** Start Provided data **
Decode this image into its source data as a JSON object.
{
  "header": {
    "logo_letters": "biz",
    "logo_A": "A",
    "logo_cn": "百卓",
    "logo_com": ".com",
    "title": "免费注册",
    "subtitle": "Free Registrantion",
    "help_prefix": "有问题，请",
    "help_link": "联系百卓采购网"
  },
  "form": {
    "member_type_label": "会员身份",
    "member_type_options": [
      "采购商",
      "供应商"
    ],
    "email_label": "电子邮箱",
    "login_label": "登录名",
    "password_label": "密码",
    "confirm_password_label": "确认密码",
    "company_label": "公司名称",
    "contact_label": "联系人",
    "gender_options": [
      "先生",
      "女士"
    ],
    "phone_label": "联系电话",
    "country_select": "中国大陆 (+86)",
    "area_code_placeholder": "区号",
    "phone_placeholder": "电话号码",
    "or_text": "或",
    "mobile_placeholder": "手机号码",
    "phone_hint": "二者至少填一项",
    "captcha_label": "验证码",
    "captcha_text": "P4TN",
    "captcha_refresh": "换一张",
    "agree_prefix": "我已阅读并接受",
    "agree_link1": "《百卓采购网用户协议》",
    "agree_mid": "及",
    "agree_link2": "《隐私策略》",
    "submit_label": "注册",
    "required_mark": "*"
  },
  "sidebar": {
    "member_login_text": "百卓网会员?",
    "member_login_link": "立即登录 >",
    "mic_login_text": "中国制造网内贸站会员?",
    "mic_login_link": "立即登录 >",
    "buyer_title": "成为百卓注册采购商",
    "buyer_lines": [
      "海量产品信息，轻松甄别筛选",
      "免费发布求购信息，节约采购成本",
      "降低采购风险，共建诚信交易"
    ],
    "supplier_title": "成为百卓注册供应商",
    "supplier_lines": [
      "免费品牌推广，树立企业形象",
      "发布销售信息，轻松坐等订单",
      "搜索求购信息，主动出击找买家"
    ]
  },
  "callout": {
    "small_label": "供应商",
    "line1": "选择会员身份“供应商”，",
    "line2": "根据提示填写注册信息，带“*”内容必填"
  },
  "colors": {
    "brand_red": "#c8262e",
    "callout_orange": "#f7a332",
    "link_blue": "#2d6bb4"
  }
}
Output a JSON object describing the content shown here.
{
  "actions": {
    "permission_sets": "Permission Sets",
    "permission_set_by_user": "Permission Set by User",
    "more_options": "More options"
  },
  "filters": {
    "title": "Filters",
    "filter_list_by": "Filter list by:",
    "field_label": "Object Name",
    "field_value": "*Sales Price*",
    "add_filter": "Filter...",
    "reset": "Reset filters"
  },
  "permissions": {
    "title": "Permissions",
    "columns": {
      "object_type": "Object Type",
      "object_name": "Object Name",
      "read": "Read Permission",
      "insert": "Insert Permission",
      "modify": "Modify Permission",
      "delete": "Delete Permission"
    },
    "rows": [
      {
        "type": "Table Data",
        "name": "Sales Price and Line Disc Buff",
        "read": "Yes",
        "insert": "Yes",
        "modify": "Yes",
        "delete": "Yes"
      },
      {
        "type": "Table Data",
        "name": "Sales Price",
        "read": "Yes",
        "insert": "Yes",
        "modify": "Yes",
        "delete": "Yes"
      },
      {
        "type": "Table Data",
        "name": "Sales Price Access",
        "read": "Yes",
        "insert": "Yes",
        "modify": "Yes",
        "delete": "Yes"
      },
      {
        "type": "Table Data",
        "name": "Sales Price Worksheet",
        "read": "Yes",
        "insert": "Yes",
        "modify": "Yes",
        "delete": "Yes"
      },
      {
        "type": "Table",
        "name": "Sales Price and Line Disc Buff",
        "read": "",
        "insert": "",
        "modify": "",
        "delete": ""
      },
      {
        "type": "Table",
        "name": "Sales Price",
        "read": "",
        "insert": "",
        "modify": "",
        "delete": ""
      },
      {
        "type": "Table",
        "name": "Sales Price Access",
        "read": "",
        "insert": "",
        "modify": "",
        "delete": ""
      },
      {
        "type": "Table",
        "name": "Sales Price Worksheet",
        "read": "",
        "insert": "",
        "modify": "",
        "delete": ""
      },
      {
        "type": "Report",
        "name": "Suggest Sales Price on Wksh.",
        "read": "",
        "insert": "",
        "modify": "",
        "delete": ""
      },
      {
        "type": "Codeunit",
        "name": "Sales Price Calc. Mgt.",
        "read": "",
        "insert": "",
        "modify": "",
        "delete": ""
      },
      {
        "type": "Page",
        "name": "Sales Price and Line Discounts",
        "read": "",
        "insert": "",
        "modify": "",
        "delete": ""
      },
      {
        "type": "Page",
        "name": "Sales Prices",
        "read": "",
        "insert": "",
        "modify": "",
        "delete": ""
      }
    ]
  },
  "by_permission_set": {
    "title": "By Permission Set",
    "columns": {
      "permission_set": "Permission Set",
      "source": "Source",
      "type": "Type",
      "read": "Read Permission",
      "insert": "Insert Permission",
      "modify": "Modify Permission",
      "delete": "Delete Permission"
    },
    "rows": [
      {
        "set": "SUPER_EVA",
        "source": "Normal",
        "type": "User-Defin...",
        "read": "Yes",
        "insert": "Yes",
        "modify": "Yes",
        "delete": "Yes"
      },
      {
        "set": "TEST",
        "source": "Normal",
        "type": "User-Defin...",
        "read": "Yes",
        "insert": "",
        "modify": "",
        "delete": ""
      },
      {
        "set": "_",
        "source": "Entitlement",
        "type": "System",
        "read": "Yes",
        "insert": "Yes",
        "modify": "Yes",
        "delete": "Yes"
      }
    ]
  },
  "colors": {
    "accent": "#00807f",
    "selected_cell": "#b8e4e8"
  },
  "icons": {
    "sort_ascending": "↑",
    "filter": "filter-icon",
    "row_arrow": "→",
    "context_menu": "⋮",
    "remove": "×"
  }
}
** End Provided data **
*Task requirements*:
Extract each entry in full, exactly as given.

*Exercise solution*:
Decode this image into its source data as a JSON object.
{
  "header": {
    "logo_letters": "biz",
    "logo_A": "A",
    "logo_cn": "百卓",
    "logo_com": ".com",
    "title": "免费注册",
    "subtitle": "Free Registrantion",
    "help_prefix": "有问题，请",
    "help_link": "联系百卓采购网"
  },
  "form": {
    "member_type_label": "会员身份",
    "member_type_options": [
      "采购商",
      "供应商"
    ],
    "email_label": "电子邮箱",
    "login_label": "登录名",
    "password_label": "密码",
    "confirm_password_label": "确认密码",
    "company_label": "公司名称",
    "contact_label": "联系人",
    "gender_options": [
      "先生",
      "女士"
    ],
    "phone_label": "联系电话",
    "country_select": "中国大陆 (+86)",
    "area_code_placeholder": "区号",
    "phone_placeholder": "电话号码",
    "or_text": "或",
    "mobile_placeholder": "手机号码",
    "phone_hint": "二者至少填一项",
    "captcha_label": "验证码",
    "captcha_text": "P4TN",
    "captcha_refresh": "换一张",
    "agree_prefix": "我已阅读并接受",
    "agree_link1": "《百卓采购网用户协议》",
    "agree_mid": "及",
    "agree_link2": "《隐私策略》",
    "submit_label": "注册",
    "required_mark": "*"
  },
  "sidebar": {
    "member_login_text": "百卓网会员?",
    "member_login_link": "立即登录 >",
    "mic_login_text": "中国制造网内贸站会员?",
    "mic_login_link": "立即登录 >",
    "buyer_title": "成为百卓注册采购商",
    "buyer_lines": [
      "海量产品信息，轻松甄别筛选",
      "免费发布求购信息，节约采购成本",
      "降低采购风险，共建诚信交易"
    ],
    "supplier_title": "成为百卓注册供应商",
    "supplier_lines": [
      "免费品牌推广，树立企业形象",
      "发布销售信息，轻松坐等订单",
      "搜索求购信息，主动出击找买家"
    ]
  },
  "callout": {
    "small_label": "供应商",
    "line1": "选择会员身份“供应商”，",
    "line2": "根据提示填写注册信息，带“*”内容必填"
  },
  "colors": {
    "brand_red": "#c8262e",
    "callout_orange": "#f7a332",
    "link_blue": "#2d6bb4"
  }
}
Output a JSON object describing the content shown here.
{
  "actions": {
    "permission_sets": "Permission Sets",
    "permission_set_by_user": "Permission Set by User",
    "more_options": "More options"
  },
  "filters": {
    "title": "Filters",
    "filter_list_by": "Filter list by:",
    "field_label": "Object Name",
    "field_value": "*Sales Price*",
    "add_filter": "Filter...",
    "reset": "Reset filters"
  },
  "permissions": {
    "title": "Permissions",
    "columns": {
      "object_type": "Object Type",
      "object_name": "Object Name",
      "read": "Read Permission",
      "insert": "Insert Permission",
      "modify": "Modify Permission",
      "delete": "Delete Permission"
    },
    "rows": [
      {
        "type": "Table Data",
        "name": "Sales Price and Line Disc Buff",
        "read": "Yes",
        "insert": "Yes",
        "modify": "Yes",
        "delete": "Yes"
      },
      {
        "type": "Table Data",
        "name": "Sales Price",
        "read": "Yes",
        "insert": "Yes",
        "modify": "Yes",
        "delete": "Yes"
      },
      {
        "type": "Table Data",
        "name": "Sales Price Access",
        "read": "Yes",
        "insert": "Yes",
        "modify": "Yes",
        "delete": "Yes"
      },
      {
        "type": "Table Data",
        "name": "Sales Price Worksheet",
        "read": "Yes",
        "insert": "Yes",
        "modify": "Yes",
        "delete": "Yes"
      },
      {
        "type": "Table",
        "name": "Sales Price and Line Disc Buff",
        "read": "",
        "insert": "",
        "modify": "",
        "delete": ""
      },
      {
        "type": "Table",
        "name": "Sales Price",
        "read": "",
        "insert": "",
        "modify": "",
        "delete": ""
      },
      {
        "type": "Table",
        "name": "Sales Price Access",
        "read": "",
        "insert": "",
        "modify": "",
        "delete": ""
      },
      {
        "type": "Table",
        "name": "Sales Price Worksheet",
        "read": "",
        "insert": "",
        "modify": "",
        "delete": ""
      },
      {
        "type": "Report",
        "name": "Suggest Sales Price on Wksh.",
        "read": "",
        "insert": "",
        "modify": "",
        "delete": ""
      },
      {
        "type": "Codeunit",
        "name": "Sales Price Calc. Mgt.",
        "read": "",
        "insert": "",
        "modify": "",
        "delete": ""
      },
      {
        "type": "Page",
        "name": "Sales Price and Line Discounts",
        "read": "",
        "insert": "",
        "modify": "",
        "delete": ""
      },
      {
        "type": "Page",
        "name": "Sales Prices",
        "read": "",
        "insert": "",
        "modify": "",
        "delete": ""
      }
    ]
  },
  "by_permission_set": {
    "title": "By Permission Set",
    "columns": {
      "permission_set": "Permission Set",
      "source": "Source",
      "type": "Type",
      "read": "Read Permission",
      "insert": "Insert Permission",
      "modify": "Modify Permission",
      "delete": "Delete Permission"
    },
    "rows": [
      {
        "set": "SUPER_EVA",
        "source": "Normal",
        "type": "User-Defin...",
        "read": "Yes",
        "insert": "Yes",
        "modify": "Yes",
        "delete": "Yes"
      },
      {
        "set": "TEST",
        "source": "Normal",
        "type": "User-Defin...",
        "read": "Yes",
        "insert": "",
        "modify": "",
        "delete": ""
      },
      {
        "set": "_",
        "source": "Entitlement",
        "type": "System",
        "read": "Yes",
        "insert": "Yes",
        "modify": "Yes",
        "delete": "Yes"
      }
    ]
  },
  "colors": {
    "accent": "#00807f",
    "selected_cell": "#b8e4e8"
  },
  "icons": {
    "sort_ascending": "↑",
    "filter": "filter-icon",
    "row_arrow": "→",
    "context_menu": "⋮",
    "remove": "×"
  }
}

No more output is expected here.